Aim of the task ->
Give the data again exactly as written, skipping any pictures.

[Stored data]
--- START ---
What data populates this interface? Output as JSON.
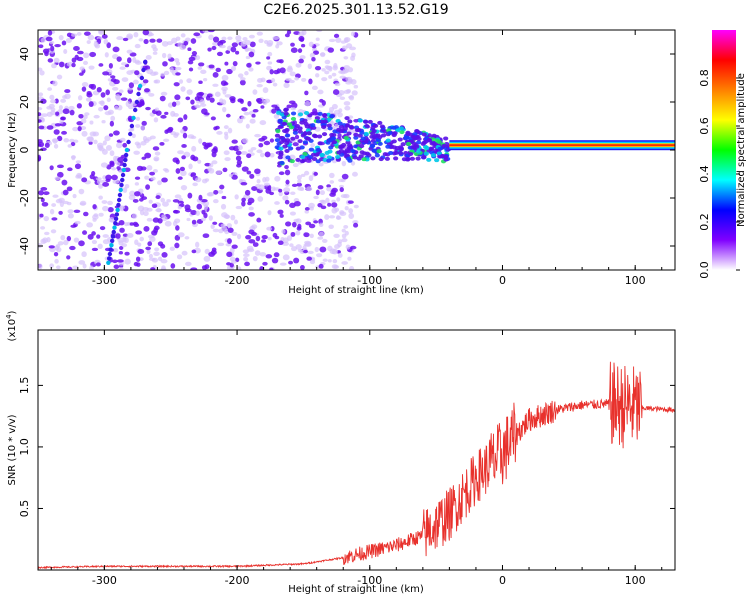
{
  "title": "C2E6.2025.301.13.52.G19",
  "colors": {
    "snr_line": "#e8312c",
    "frame": "#000000",
    "spectrogram_dot_strong": "#6a0ff0",
    "spectrogram_dot_faint": "#d6c2fb",
    "stable_carrier_core": "#ff2a00",
    "stable_carrier_edge": "#00d0ff"
  },
  "chart_data": [
    {
      "type": "heatmap",
      "name": "spectrogram",
      "xlabel": "Height of straight line (km)",
      "ylabel": "Frequency (Hz)",
      "xlim": [
        -350,
        130
      ],
      "ylim": [
        -50,
        50
      ],
      "xticks": [
        "-300",
        "-200",
        "-100",
        "0",
        "100"
      ],
      "yticks": [
        "-40",
        "-20",
        "0",
        "20",
        "40"
      ],
      "colorbar": {
        "label": "Normalized spectral amplitude",
        "range": [
          0.0,
          1.0
        ],
        "ticks": [
          "0.0",
          "0.2",
          "0.4",
          "0.6",
          "0.8"
        ],
        "colormap": [
          "#ffffff",
          "#8000ff",
          "#0000ff",
          "#00ffff",
          "#00ff00",
          "#ffff00",
          "#ff8000",
          "#ff0000",
          "#ff00ff"
        ]
      },
      "features": {
        "noise_region_x": [
          -350,
          -140
        ],
        "transition_region_x": [
          -170,
          -40
        ],
        "stable_region_x": [
          -40,
          130
        ],
        "carrier_frequency": 2,
        "streak_points": [
          {
            "x": -297,
            "y": -47
          },
          {
            "x": -290,
            "y": -25
          },
          {
            "x": -283,
            "y": 0
          },
          {
            "x": -268,
            "y": 40
          }
        ]
      }
    },
    {
      "type": "line",
      "name": "snr",
      "xlabel": "Height of straight line (km)",
      "ylabel": "SNR (10 * v/v)",
      "scale_label": "(x10",
      "scale_exponent": "4",
      "xlim": [
        -350,
        130
      ],
      "ylim": [
        0,
        1.95
      ],
      "xticks": [
        "-300",
        "-200",
        "-100",
        "0",
        "100"
      ],
      "yticks": [
        "0.5",
        "1.0",
        "1.5"
      ],
      "trend_x": [
        -350,
        -300,
        -200,
        -150,
        -120,
        -100,
        -80,
        -60,
        -40,
        -20,
        -10,
        0,
        10,
        20,
        40,
        60,
        80,
        100,
        130
      ],
      "trend_y": [
        0.02,
        0.03,
        0.03,
        0.05,
        0.1,
        0.15,
        0.2,
        0.28,
        0.45,
        0.75,
        0.85,
        0.95,
        1.1,
        1.22,
        1.3,
        1.34,
        1.35,
        1.32,
        1.3
      ]
    }
  ]
}
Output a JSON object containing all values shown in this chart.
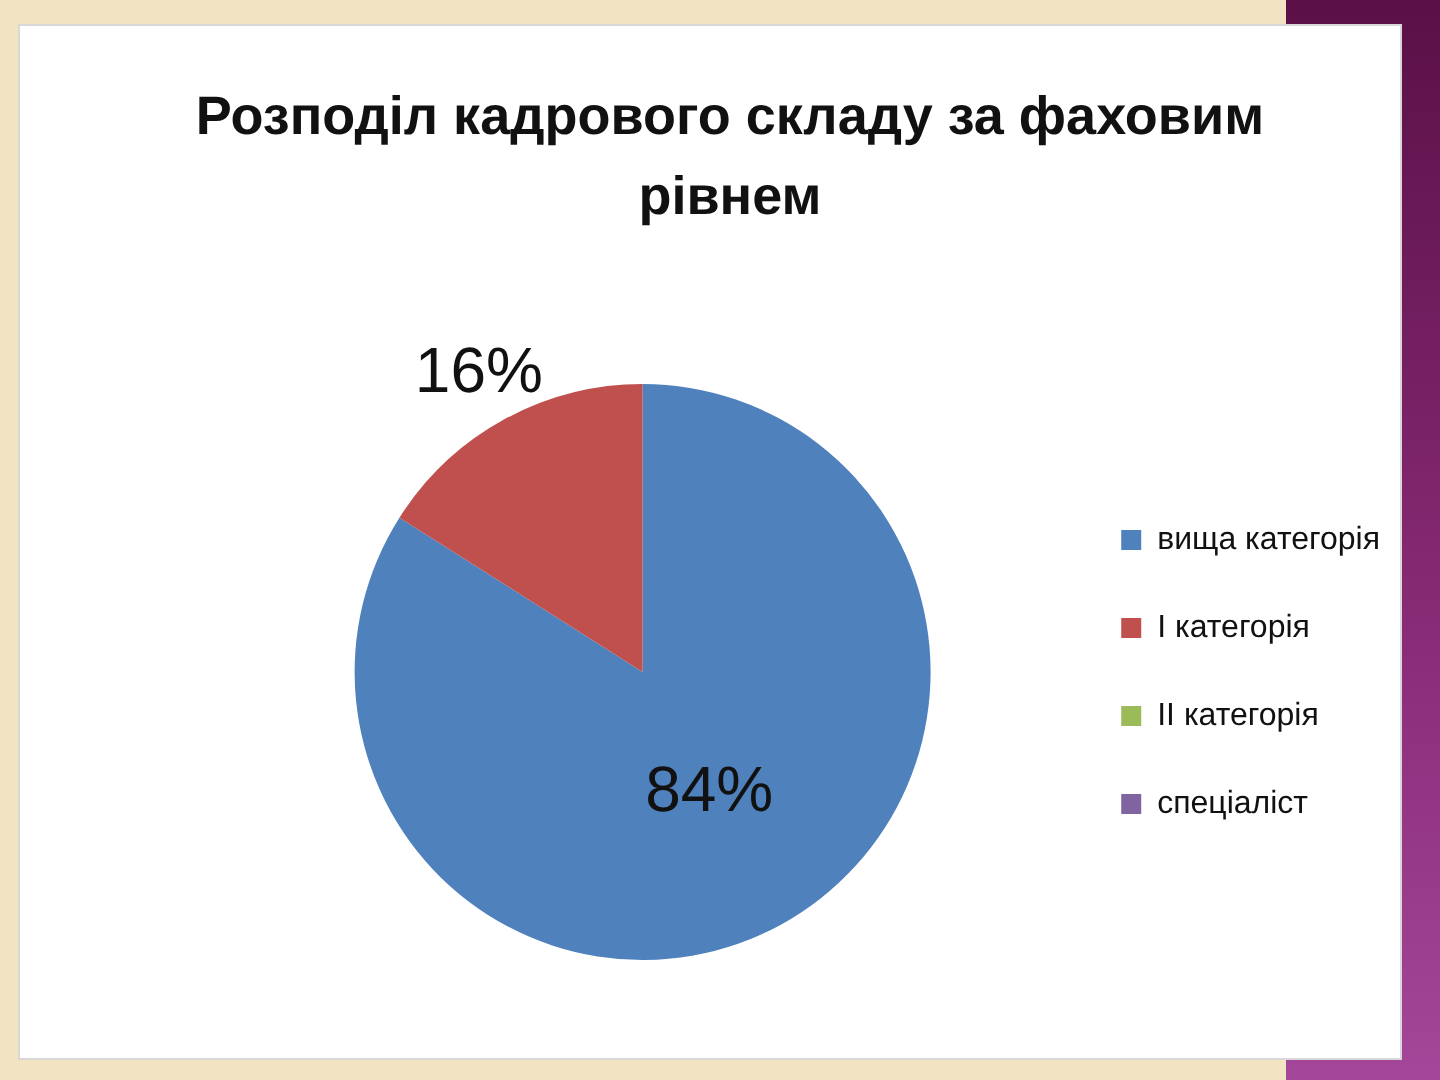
{
  "chart_data": {
    "type": "pie",
    "title": "Розподіл кадрового складу за фаховим рівнем",
    "categories": [
      "вища категорія",
      "І категорія",
      "ІІ категорія",
      "спеціаліст"
    ],
    "values": [
      84,
      16,
      0,
      0
    ],
    "colors": [
      "#4f81bd",
      "#c0504d",
      "#9bbb59",
      "#8064a2"
    ],
    "value_labels": [
      "84%",
      "16%",
      null,
      null
    ],
    "legend": "right"
  }
}
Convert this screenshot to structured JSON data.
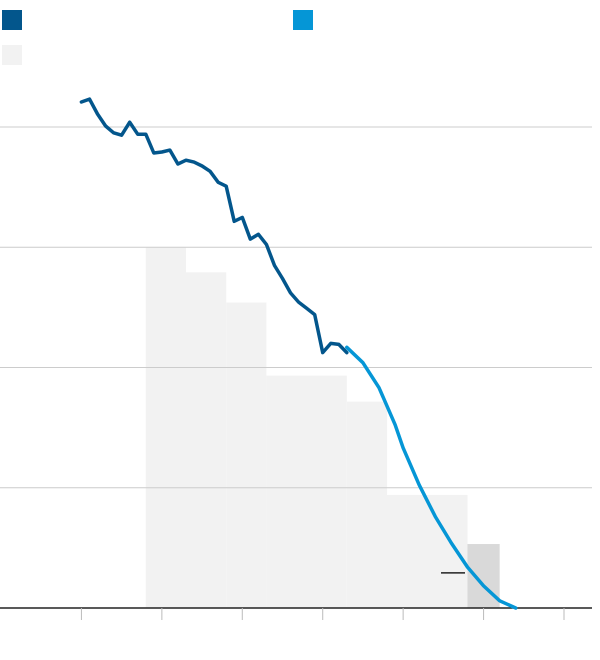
{
  "legend": {
    "historical_label": "",
    "projected_label": "",
    "shaded_label": ""
  },
  "colors": {
    "historical": "#03568c",
    "projected": "#0596d6",
    "shaded_band": "#f2f2f2",
    "highlight_band": "#d9d9d9",
    "gridline": "#cccccc",
    "axis": "#222222",
    "background": "#ffffff"
  },
  "chart_data": {
    "type": "line",
    "title": "",
    "xlabel": "",
    "ylabel": "",
    "xlim": [
      0,
      7
    ],
    "ylim": [
      0,
      100
    ],
    "x_ticks": [
      1,
      2,
      3,
      4,
      5,
      6,
      7
    ],
    "y_gridlines": [
      25,
      50,
      75,
      100
    ],
    "grid": true,
    "legend_placement": "top",
    "series": [
      {
        "key": "historical",
        "points": [
          [
            1.0,
            105.2
          ],
          [
            1.1,
            105.8
          ],
          [
            1.2,
            102.7
          ],
          [
            1.3,
            100.2
          ],
          [
            1.4,
            98.8
          ],
          [
            1.5,
            98.3
          ],
          [
            1.6,
            101.0
          ],
          [
            1.7,
            98.5
          ],
          [
            1.8,
            98.5
          ],
          [
            1.9,
            94.6
          ],
          [
            2.0,
            94.8
          ],
          [
            2.1,
            95.2
          ],
          [
            2.2,
            92.3
          ],
          [
            2.3,
            93.1
          ],
          [
            2.4,
            92.7
          ],
          [
            2.5,
            91.9
          ],
          [
            2.6,
            90.8
          ],
          [
            2.7,
            88.5
          ],
          [
            2.8,
            87.7
          ],
          [
            2.9,
            80.4
          ],
          [
            3.0,
            81.2
          ],
          [
            3.1,
            76.7
          ],
          [
            3.2,
            77.7
          ],
          [
            3.3,
            75.6
          ],
          [
            3.4,
            71.2
          ],
          [
            3.5,
            68.5
          ],
          [
            3.6,
            65.5
          ],
          [
            3.7,
            63.6
          ],
          [
            3.8,
            62.3
          ],
          [
            3.9,
            61.0
          ],
          [
            4.0,
            53.1
          ],
          [
            4.1,
            55.0
          ],
          [
            4.2,
            54.8
          ],
          [
            4.3,
            53.1
          ]
        ]
      },
      {
        "key": "projected",
        "points": [
          [
            4.3,
            54.2
          ],
          [
            4.5,
            51.0
          ],
          [
            4.7,
            45.8
          ],
          [
            4.9,
            38.1
          ],
          [
            5.0,
            33.3
          ],
          [
            5.2,
            25.6
          ],
          [
            5.4,
            19.0
          ],
          [
            5.6,
            13.5
          ],
          [
            5.8,
            8.5
          ],
          [
            6.0,
            4.6
          ],
          [
            6.2,
            1.5
          ],
          [
            6.4,
            0
          ]
        ]
      }
    ],
    "shaded_bands": [
      {
        "x0": 1.8,
        "x1": 2.3,
        "y": 75.0,
        "highlight": false
      },
      {
        "x0": 2.3,
        "x1": 2.8,
        "y": 69.8,
        "highlight": false
      },
      {
        "x0": 2.8,
        "x1": 3.3,
        "y": 63.5,
        "highlight": false
      },
      {
        "x0": 3.3,
        "x1": 4.3,
        "y": 48.3,
        "highlight": false
      },
      {
        "x0": 4.3,
        "x1": 4.8,
        "y": 42.9,
        "highlight": false
      },
      {
        "x0": 4.8,
        "x1": 5.8,
        "y": 23.5,
        "highlight": false
      },
      {
        "x0": 5.8,
        "x1": 6.2,
        "y": 13.3,
        "highlight": true
      }
    ],
    "annotation_tick": {
      "x": 5.62,
      "y": 7.3
    }
  }
}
--- END ---
Answer for the task ->
What data populates this interface? Output as JSON.
{
  "title": "C2E6.2025.301.13.52.G19",
  "colors": {
    "snr_line": "#e8312c",
    "frame": "#000000",
    "spectrogram_dot_strong": "#6a0ff0",
    "spectrogram_dot_faint": "#d6c2fb",
    "stable_carrier_core": "#ff2a00",
    "stable_carrier_edge": "#00d0ff"
  },
  "chart_data": [
    {
      "type": "heatmap",
      "name": "spectrogram",
      "xlabel": "Height of straight line (km)",
      "ylabel": "Frequency (Hz)",
      "xlim": [
        -350,
        130
      ],
      "ylim": [
        -50,
        50
      ],
      "xticks": [
        "-300",
        "-200",
        "-100",
        "0",
        "100"
      ],
      "yticks": [
        "-40",
        "-20",
        "0",
        "20",
        "40"
      ],
      "colorbar": {
        "label": "Normalized spectral amplitude",
        "range": [
          0.0,
          1.0
        ],
        "ticks": [
          "0.0",
          "0.2",
          "0.4",
          "0.6",
          "0.8"
        ],
        "colormap": [
          "#ffffff",
          "#8000ff",
          "#0000ff",
          "#00ffff",
          "#00ff00",
          "#ffff00",
          "#ff8000",
          "#ff0000",
          "#ff00ff"
        ]
      },
      "features": {
        "noise_region_x": [
          -350,
          -140
        ],
        "transition_region_x": [
          -170,
          -40
        ],
        "stable_region_x": [
          -40,
          130
        ],
        "carrier_frequency": 2,
        "streak_points": [
          {
            "x": -297,
            "y": -47
          },
          {
            "x": -290,
            "y": -25
          },
          {
            "x": -283,
            "y": 0
          },
          {
            "x": -268,
            "y": 40
          }
        ]
      }
    },
    {
      "type": "line",
      "name": "snr",
      "xlabel": "Height of straight line (km)",
      "ylabel": "SNR (10 * v/v)",
      "scale_label": "(x10",
      "scale_exponent": "4",
      "xlim": [
        -350,
        130
      ],
      "ylim": [
        0,
        1.95
      ],
      "xticks": [
        "-300",
        "-200",
        "-100",
        "0",
        "100"
      ],
      "yticks": [
        "0.5",
        "1.0",
        "1.5"
      ],
      "trend_x": [
        -350,
        -300,
        -200,
        -150,
        -120,
        -100,
        -80,
        -60,
        -40,
        -20,
        -10,
        0,
        10,
        20,
        40,
        60,
        80,
        100,
        130
      ],
      "trend_y": [
        0.02,
        0.03,
        0.03,
        0.05,
        0.1,
        0.15,
        0.2,
        0.28,
        0.45,
        0.75,
        0.85,
        0.95,
        1.1,
        1.22,
        1.3,
        1.34,
        1.35,
        1.32,
        1.3
      ]
    }
  ]
}
Output a JSON object containing all values shown in this chart.
{
  "chart_data": {
    "type": "pie",
    "title": "Розподіл кадрового складу за фаховим рівнем",
    "categories": [
      "вища категорія",
      "І категорія",
      "ІІ категорія",
      "спеціаліст"
    ],
    "values": [
      84,
      16,
      0,
      0
    ],
    "colors": [
      "#4f81bd",
      "#c0504d",
      "#9bbb59",
      "#8064a2"
    ],
    "value_labels": [
      "84%",
      "16%",
      null,
      null
    ],
    "legend": "right"
  }
}
Convert this screenshot to structured JSON data.
{
  "legend": {
    "historical_label": "",
    "projected_label": "",
    "shaded_label": ""
  },
  "colors": {
    "historical": "#03568c",
    "projected": "#0596d6",
    "shaded_band": "#f2f2f2",
    "highlight_band": "#d9d9d9",
    "gridline": "#cccccc",
    "axis": "#222222",
    "background": "#ffffff"
  },
  "chart_data": {
    "type": "line",
    "title": "",
    "xlabel": "",
    "ylabel": "",
    "xlim": [
      0,
      7
    ],
    "ylim": [
      0,
      100
    ],
    "x_ticks": [
      1,
      2,
      3,
      4,
      5,
      6,
      7
    ],
    "y_gridlines": [
      25,
      50,
      75,
      100
    ],
    "grid": true,
    "legend_placement": "top",
    "series": [
      {
        "key": "historical",
        "points": [
          [
            1.0,
            105.2
          ],
          [
            1.1,
            105.8
          ],
          [
            1.2,
            102.7
          ],
          [
            1.3,
            100.2
          ],
          [
            1.4,
            98.8
          ],
          [
            1.5,
            98.3
          ],
          [
            1.6,
            101.0
          ],
          [
            1.7,
            98.5
          ],
          [
            1.8,
            98.5
          ],
          [
            1.9,
            94.6
          ],
          [
            2.0,
            94.8
          ],
          [
            2.1,
            95.2
          ],
          [
            2.2,
            92.3
          ],
          [
            2.3,
            93.1
          ],
          [
            2.4,
            92.7
          ],
          [
            2.5,
            91.9
          ],
          [
            2.6,
            90.8
          ],
          [
            2.7,
            88.5
          ],
          [
            2.8,
            87.7
          ],
          [
            2.9,
            80.4
          ],
          [
            3.0,
            81.2
          ],
          [
            3.1,
            76.7
          ],
          [
            3.2,
            77.7
          ],
          [
            3.3,
            75.6
          ],
          [
            3.4,
            71.2
          ],
          [
            3.5,
            68.5
          ],
          [
            3.6,
            65.5
          ],
          [
            3.7,
            63.6
          ],
          [
            3.8,
            62.3
          ],
          [
            3.9,
            61.0
          ],
          [
            4.0,
            53.1
          ],
          [
            4.1,
            55.0
          ],
          [
            4.2,
            54.8
          ],
          [
            4.3,
            53.1
          ]
        ]
      },
      {
        "key": "projected",
        "points": [
          [
            4.3,
            54.2
          ],
          [
            4.5,
            51.0
          ],
          [
            4.7,
            45.8
          ],
          [
            4.9,
            38.1
          ],
          [
            5.0,
            33.3
          ],
          [
            5.2,
            25.6
          ],
          [
            5.4,
            19.0
          ],
          [
            5.6,
            13.5
          ],
          [
            5.8,
            8.5
          ],
          [
            6.0,
            4.6
          ],
          [
            6.2,
            1.5
          ],
          [
            6.4,
            0
          ]
        ]
      }
    ],
    "shaded_bands": [
      {
        "x0": 1.8,
        "x1": 2.3,
        "y": 75.0,
        "highlight": false
      },
      {
        "x0": 2.3,
        "x1": 2.8,
        "y": 69.8,
        "highlight": false
      },
      {
        "x0": 2.8,
        "x1": 3.3,
        "y": 63.5,
        "highlight": false
      },
      {
        "x0": 3.3,
        "x1": 4.3,
        "y": 48.3,
        "highlight": false
      },
      {
        "x0": 4.3,
        "x1": 4.8,
        "y": 42.9,
        "highlight": false
      },
      {
        "x0": 4.8,
        "x1": 5.8,
        "y": 23.5,
        "highlight": false
      },
      {
        "x0": 5.8,
        "x1": 6.2,
        "y": 13.3,
        "highlight": true
      }
    ],
    "annotation_tick": {
      "x": 5.62,
      "y": 7.3
    }
  }
}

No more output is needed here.